**Problem to work on**: Reproduce the material in full, exactly as written.

**Dataset entries**:
◆ ◆ ◆ ◆ ◆ ◆ ◆

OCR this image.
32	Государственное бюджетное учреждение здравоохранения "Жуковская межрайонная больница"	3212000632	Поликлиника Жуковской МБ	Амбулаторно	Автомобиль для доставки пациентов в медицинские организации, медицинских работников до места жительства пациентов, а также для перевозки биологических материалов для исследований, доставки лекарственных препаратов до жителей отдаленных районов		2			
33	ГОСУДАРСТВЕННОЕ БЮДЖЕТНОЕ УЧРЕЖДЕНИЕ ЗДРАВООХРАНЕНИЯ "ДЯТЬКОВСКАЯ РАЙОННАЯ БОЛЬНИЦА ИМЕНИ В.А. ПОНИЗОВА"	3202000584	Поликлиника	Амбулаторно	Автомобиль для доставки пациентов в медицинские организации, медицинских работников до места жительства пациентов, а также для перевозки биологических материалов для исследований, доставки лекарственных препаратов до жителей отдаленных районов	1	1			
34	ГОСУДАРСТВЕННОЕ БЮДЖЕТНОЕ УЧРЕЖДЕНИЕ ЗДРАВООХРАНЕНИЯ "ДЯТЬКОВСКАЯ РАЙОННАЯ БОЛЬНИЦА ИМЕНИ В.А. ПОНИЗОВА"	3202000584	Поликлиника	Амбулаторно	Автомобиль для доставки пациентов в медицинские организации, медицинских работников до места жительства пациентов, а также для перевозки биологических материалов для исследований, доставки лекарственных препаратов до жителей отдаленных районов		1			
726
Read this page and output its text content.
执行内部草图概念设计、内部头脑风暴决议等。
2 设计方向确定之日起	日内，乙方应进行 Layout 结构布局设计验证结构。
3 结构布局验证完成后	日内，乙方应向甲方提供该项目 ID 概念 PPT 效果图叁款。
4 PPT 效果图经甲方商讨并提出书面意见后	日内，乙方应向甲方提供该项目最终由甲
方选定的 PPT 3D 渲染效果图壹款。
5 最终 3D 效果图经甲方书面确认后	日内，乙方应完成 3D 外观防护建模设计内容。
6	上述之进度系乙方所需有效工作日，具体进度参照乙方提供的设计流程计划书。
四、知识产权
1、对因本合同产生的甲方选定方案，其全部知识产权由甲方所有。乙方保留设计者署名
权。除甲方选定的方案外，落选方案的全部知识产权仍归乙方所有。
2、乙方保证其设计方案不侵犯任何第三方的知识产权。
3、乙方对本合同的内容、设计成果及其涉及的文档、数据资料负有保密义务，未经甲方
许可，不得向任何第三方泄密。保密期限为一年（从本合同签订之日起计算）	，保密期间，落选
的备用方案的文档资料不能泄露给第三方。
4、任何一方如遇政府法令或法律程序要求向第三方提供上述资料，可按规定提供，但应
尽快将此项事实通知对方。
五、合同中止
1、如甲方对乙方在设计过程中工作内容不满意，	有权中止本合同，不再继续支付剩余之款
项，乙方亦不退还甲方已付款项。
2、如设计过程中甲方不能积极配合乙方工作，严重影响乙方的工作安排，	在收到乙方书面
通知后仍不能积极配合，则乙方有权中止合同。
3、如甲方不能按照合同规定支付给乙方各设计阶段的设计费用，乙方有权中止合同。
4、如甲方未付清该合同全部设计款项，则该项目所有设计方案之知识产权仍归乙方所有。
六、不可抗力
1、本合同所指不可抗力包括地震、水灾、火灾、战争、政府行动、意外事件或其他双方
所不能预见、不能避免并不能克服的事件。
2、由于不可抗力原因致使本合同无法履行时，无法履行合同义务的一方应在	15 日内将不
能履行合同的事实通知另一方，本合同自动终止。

◆ ◆ ◆ ◆ ◆ ◆ ◆

**Reply**:
OCR this image.
32	Государственное бюджетное учреждение здравоохранения "Жуковская межрайонная больница"	3212000632	Поликлиника Жуковской МБ	Амбулаторно	Автомобиль для доставки пациентов в медицинские организации, медицинских работников до места жительства пациентов, а также для перевозки биологических материалов для исследований, доставки лекарственных препаратов до жителей отдаленных районов		2			
33	ГОСУДАРСТВЕННОЕ БЮДЖЕТНОЕ УЧРЕЖДЕНИЕ ЗДРАВООХРАНЕНИЯ "ДЯТЬКОВСКАЯ РАЙОННАЯ БОЛЬНИЦА ИМЕНИ В.А. ПОНИЗОВА"	3202000584	Поликлиника	Амбулаторно	Автомобиль для доставки пациентов в медицинские организации, медицинских работников до места жительства пациентов, а также для перевозки биологических материалов для исследований, доставки лекарственных препаратов до жителей отдаленных районов	1	1			
34	ГОСУДАРСТВЕННОЕ БЮДЖЕТНОЕ УЧРЕЖДЕНИЕ ЗДРАВООХРАНЕНИЯ "ДЯТЬКОВСКАЯ РАЙОННАЯ БОЛЬНИЦА ИМЕНИ В.А. ПОНИЗОВА"	3202000584	Поликлиника	Амбулаторно	Автомобиль для доставки пациентов в медицинские организации, медицинских работников до места жительства пациентов, а также для перевозки биологических материалов для исследований, доставки лекарственных препаратов до жителей отдаленных районов		1			
726
Read this page and output its text content.
执行内部草图概念设计、内部头脑风暴决议等。
2 设计方向确定之日起	日内，乙方应进行 Layout 结构布局设计验证结构。
3 结构布局验证完成后	日内，乙方应向甲方提供该项目 ID 概念 PPT 效果图叁款。
4 PPT 效果图经甲方商讨并提出书面意见后	日内，乙方应向甲方提供该项目最终由甲
方选定的 PPT 3D 渲染效果图壹款。
5 最终 3D 效果图经甲方书面确认后	日内，乙方应完成 3D 外观防护建模设计内容。
6	上述之进度系乙方所需有效工作日，具体进度参照乙方提供的设计流程计划书。
四、知识产权
1、对因本合同产生的甲方选定方案，其全部知识产权由甲方所有。乙方保留设计者署名
权。除甲方选定的方案外，落选方案的全部知识产权仍归乙方所有。
2、乙方保证其设计方案不侵犯任何第三方的知识产权。
3、乙方对本合同的内容、设计成果及其涉及的文档、数据资料负有保密义务，未经甲方
许可，不得向任何第三方泄密。保密期限为一年（从本合同签订之日起计算）	，保密期间，落选
的备用方案的文档资料不能泄露给第三方。
4、任何一方如遇政府法令或法律程序要求向第三方提供上述资料，可按规定提供，但应
尽快将此项事实通知对方。
五、合同中止
1、如甲方对乙方在设计过程中工作内容不满意，	有权中止本合同，不再继续支付剩余之款
项，乙方亦不退还甲方已付款项。
2、如设计过程中甲方不能积极配合乙方工作，严重影响乙方的工作安排，	在收到乙方书面
通知后仍不能积极配合，则乙方有权中止合同。
3、如甲方不能按照合同规定支付给乙方各设计阶段的设计费用，乙方有权中止合同。
4、如甲方未付清该合同全部设计款项，则该项目所有设计方案之知识产权仍归乙方所有。
六、不可抗力
1、本合同所指不可抗力包括地震、水灾、火灾、战争、政府行动、意外事件或其他双方
所不能预见、不能避免并不能克服的事件。
2、由于不可抗力原因致使本合同无法履行时，无法履行合同义务的一方应在	15 日内将不
能履行合同的事实通知另一方，本合同自动终止。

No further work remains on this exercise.